# [Source material]
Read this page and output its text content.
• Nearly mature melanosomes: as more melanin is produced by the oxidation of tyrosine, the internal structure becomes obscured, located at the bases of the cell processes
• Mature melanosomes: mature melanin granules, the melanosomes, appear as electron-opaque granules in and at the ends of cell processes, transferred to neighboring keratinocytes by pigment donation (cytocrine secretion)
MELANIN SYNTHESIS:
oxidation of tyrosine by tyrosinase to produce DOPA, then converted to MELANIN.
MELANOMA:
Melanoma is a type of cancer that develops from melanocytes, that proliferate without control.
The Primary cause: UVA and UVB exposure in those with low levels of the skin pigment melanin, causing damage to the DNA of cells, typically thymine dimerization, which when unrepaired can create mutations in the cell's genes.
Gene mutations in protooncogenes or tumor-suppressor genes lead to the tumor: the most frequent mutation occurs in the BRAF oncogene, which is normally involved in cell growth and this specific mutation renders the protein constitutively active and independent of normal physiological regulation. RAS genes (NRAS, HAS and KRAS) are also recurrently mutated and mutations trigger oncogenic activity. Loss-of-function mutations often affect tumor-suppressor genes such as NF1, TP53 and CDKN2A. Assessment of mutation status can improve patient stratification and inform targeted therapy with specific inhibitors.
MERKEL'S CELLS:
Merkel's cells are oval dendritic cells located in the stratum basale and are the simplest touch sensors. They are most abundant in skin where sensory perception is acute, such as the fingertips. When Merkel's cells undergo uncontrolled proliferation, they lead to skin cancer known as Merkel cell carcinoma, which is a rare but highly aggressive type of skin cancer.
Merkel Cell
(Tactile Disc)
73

# [What to produce]
Look above for every line with the word "most" and copy it.

# [Answer to the problem]
Gene mutations in protooncogenes or tumor-suppressor genes lead to the tumor: the most frequent mutation occurs in the BRAF oncogene, which is normally involved in cell growth and this specific mutation renders the protein constitutively active and independent of normal physiological regulation. RAS genes (NRAS, HAS and KRAS) are also recurrently mutated and mutations trigger oncogenic activity. Loss-of-function mutations often affect tumor-suppressor genes such as NF1, TP53 and CDKN2A. Assessment of mutation status can improve patient stratification and inform targeted therapy with specific inhibitors.
Merkel's cells are oval dendritic cells located in the stratum basale and are the simplest touch sensors. They are most abundant in skin where sensory perception is acute, such as the fingertips. When Merkel's cells undergo uncontrolled proliferation, they lead to skin cancer known as Merkel cell carcinoma, which is a rare but highly aggressive type of skin cancer.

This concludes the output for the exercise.